→ **Texto da página**:
····················

II – A utilização do Dpvat poderia servir para cobrir benefícios já concedidos?
MSF – Não, benefícios já concedidos dificilmente. Estamos falando de benefícios futuros, que possam ser suportados em parte pelos recursos do seguro Dpvat.
II – E a questão da demanda pela aceleração da liberação dos recursos da compensação previdenciária?
MSF – Essa é uma demanda dos entes públicos. Estamos também discutindo isso com eles, mas sem nenhuma promessa da nossa parte. O que podemos fazer é envolver outros atores do governo federal que precisam atuar nessa questão. Temos que discutir com o Ministério da Fazenda.
II – No contexto de ajuste fiscal, fica mais difícil conseguir a liberação das compensações?
MSF – Sim, isso acontece. O que estamos discutindo é uma solução que não necessariamente será de curto prazo. Ainda que no curto prazo exista uma dificuldade maior, a nossa disposição é discutir com o Ministério da Fazenda para encontrar uma solução definitiva, ainda que não seja de curto prazo. Por isso é necessário incluir a Fazenda nesse debate.
II – Que outros temas vocês estão trabalhando para ajudar os regimes próprios?
MSF – Tem uma ação junto ao judiciário, para sensibilizar os tribunais estaduais. Os RPPS dos estados têm encontrado uma dificuldade muito grande no diálogo com o judiciário dos estados, com ações que pedem aposentadorias precoces, com cálculos heterodoxos de aposentadorias e pensões. Então os estados solicitaram do ministério para fazer uma interlocução de alto nível com o judiciário dos estados para demonstrar algumas preocupações sobre entendimentos que têm impactos negativos sobre os regimes próprios.

····················

→ **Registros fornecidos**:
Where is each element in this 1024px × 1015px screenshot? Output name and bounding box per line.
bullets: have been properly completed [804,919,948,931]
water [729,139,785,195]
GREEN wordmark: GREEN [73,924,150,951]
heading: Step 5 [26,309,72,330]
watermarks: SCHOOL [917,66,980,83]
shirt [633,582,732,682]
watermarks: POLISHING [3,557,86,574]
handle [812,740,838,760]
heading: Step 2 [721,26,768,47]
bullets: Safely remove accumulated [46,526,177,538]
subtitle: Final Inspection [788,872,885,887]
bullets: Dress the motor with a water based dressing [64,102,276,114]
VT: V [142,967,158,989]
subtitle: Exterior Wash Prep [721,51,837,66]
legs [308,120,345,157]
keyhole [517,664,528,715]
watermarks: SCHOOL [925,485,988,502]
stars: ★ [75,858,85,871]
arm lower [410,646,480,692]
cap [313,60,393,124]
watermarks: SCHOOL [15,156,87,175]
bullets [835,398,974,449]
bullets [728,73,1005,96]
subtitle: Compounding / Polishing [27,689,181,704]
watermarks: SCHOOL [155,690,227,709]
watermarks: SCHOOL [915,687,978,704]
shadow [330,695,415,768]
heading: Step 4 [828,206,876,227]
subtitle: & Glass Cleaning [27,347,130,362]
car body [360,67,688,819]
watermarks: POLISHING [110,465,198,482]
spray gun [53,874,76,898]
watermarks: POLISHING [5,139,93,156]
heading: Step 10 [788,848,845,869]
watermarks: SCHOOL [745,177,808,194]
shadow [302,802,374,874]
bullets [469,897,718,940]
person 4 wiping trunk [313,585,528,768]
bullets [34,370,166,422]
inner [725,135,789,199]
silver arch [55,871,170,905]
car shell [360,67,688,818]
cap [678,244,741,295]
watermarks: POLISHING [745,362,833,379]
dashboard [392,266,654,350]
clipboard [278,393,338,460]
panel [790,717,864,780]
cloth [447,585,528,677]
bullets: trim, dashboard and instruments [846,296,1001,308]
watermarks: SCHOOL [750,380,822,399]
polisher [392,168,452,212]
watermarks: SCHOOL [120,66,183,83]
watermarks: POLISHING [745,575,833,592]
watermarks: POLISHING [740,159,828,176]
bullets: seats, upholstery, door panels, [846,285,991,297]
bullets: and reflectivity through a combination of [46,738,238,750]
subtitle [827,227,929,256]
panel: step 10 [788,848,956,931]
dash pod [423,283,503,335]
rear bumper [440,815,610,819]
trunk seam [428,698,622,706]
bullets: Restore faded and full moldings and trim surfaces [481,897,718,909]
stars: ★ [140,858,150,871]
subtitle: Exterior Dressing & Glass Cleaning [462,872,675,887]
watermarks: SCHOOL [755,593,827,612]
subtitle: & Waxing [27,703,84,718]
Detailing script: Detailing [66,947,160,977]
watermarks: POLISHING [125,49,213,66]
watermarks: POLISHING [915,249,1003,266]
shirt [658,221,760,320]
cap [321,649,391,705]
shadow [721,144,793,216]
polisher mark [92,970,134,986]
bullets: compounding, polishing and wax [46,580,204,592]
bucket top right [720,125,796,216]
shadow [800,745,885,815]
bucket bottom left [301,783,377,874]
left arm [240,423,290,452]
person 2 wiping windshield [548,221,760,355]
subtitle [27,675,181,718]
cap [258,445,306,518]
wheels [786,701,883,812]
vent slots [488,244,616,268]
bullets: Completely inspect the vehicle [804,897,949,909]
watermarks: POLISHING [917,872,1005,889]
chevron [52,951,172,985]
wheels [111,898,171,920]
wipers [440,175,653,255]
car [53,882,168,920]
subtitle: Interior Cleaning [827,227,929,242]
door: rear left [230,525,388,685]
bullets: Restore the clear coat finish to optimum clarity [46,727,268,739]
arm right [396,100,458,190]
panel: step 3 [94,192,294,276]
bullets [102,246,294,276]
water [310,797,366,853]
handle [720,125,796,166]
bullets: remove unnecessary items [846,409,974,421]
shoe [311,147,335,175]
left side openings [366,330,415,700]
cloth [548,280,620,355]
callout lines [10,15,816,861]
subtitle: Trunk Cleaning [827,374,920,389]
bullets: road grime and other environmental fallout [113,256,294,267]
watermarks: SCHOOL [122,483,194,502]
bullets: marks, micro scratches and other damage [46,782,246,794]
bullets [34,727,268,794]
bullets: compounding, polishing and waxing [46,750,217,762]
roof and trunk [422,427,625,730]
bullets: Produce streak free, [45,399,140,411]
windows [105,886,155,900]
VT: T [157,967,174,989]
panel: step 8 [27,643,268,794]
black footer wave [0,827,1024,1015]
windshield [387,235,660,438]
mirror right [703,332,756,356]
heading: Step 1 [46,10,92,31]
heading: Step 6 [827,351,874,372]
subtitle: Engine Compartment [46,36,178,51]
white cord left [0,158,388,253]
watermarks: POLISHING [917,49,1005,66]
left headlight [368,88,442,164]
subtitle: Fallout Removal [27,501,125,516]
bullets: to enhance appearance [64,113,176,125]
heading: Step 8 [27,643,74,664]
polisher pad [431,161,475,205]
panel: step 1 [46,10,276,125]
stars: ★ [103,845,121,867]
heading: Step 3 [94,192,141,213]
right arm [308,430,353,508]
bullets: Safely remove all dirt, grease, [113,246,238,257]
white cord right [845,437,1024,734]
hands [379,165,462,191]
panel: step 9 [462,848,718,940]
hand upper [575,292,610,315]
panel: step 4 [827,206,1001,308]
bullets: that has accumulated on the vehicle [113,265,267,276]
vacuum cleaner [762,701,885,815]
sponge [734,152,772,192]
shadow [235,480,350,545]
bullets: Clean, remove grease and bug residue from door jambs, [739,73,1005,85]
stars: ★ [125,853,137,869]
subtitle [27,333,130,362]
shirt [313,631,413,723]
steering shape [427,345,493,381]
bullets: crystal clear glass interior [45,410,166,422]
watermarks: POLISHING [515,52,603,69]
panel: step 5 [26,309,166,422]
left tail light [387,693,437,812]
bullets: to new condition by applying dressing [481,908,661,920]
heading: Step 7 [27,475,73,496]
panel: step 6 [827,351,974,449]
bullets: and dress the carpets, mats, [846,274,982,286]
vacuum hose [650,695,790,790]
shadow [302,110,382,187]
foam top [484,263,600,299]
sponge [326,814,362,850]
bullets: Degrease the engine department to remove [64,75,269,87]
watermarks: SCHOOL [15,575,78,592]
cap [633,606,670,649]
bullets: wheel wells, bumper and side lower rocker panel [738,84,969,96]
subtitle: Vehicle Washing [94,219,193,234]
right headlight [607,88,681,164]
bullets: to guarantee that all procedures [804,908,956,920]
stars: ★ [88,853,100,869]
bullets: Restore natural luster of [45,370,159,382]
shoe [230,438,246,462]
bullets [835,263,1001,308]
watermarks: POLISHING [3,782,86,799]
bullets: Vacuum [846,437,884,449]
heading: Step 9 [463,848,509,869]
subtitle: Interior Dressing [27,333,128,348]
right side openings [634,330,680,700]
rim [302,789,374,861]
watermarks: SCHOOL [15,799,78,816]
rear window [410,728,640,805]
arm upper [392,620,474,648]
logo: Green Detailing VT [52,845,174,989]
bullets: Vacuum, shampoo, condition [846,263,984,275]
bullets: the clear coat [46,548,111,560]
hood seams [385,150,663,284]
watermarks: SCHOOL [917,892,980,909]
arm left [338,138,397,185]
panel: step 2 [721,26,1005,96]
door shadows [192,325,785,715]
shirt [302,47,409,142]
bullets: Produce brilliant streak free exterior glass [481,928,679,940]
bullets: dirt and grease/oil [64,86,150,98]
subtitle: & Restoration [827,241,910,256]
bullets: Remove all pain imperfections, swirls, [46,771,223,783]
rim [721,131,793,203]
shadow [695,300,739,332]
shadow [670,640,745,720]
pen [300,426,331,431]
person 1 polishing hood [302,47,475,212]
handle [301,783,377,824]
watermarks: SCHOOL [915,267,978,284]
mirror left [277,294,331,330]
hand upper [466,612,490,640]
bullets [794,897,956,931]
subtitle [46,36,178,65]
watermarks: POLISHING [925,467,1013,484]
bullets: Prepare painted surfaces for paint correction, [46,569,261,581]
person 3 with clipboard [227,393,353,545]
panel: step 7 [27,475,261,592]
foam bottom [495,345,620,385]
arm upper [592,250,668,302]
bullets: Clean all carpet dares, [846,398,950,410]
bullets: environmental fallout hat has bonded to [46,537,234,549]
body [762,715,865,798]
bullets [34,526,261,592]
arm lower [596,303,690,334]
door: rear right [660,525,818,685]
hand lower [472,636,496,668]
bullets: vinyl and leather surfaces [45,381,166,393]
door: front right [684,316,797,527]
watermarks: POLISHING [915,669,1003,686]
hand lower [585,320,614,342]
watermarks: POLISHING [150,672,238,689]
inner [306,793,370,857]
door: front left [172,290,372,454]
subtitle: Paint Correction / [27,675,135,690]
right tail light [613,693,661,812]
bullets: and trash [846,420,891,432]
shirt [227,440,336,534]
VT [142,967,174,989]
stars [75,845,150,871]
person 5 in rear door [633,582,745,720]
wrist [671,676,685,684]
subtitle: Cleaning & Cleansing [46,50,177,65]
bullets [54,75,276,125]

····················

→ **Instruções**:
**a.** Diga se cada afirmação concorda com a entrevista acima. Responda sim ou não e cite as palavras exatas que decidem: (i) o seguro Dpvat poderia cobrir benefícios já concedidos; (ii) acelerar a liberação da compensação previdenciária é uma demanda dos entes públicos; (iii) os estados pediram ao ministério uma interlocução com o judiciário dos estados.
**b.** Reproduza sem alterações um trecho da entrevista acima: comece nas palavras "II – A utilização" e pare depois de "liberação das compensações?".

→ **Resultados das tarefas**:
**a.**
(i) Não: "Não, benefícios já concedidos dificilmente."
(ii) Sim: "Essa é uma demanda dos entes públicos."
(iii) Sim: "os estados solicitaram do ministério para fazer uma interlocução de alto nível com o judiciário dos estados"

**b.**
II – A utilização do Dpvat poderia servir para cobrir benefícios já concedidos?
MSF – Não, benefícios já concedidos dificilmente. Estamos falando de benefícios futuros, que possam ser suportados em parte pelos recursos do seguro Dpvat.
II – E a questão da demanda pela aceleração da liberação dos recursos da compensação previdenciária?
MSF – Essa é uma demanda dos entes públicos. Estamos também discutindo isso com eles, mas sem nenhuma promessa da nossa parte. O que podemos fazer é envolver outros atores do governo federal que precisam atuar nessa questão. Temos que discutir com o Ministério da Fazenda.
II – No contexto de ajuste fiscal, fica mais difícil conseguir a liberação das compensações?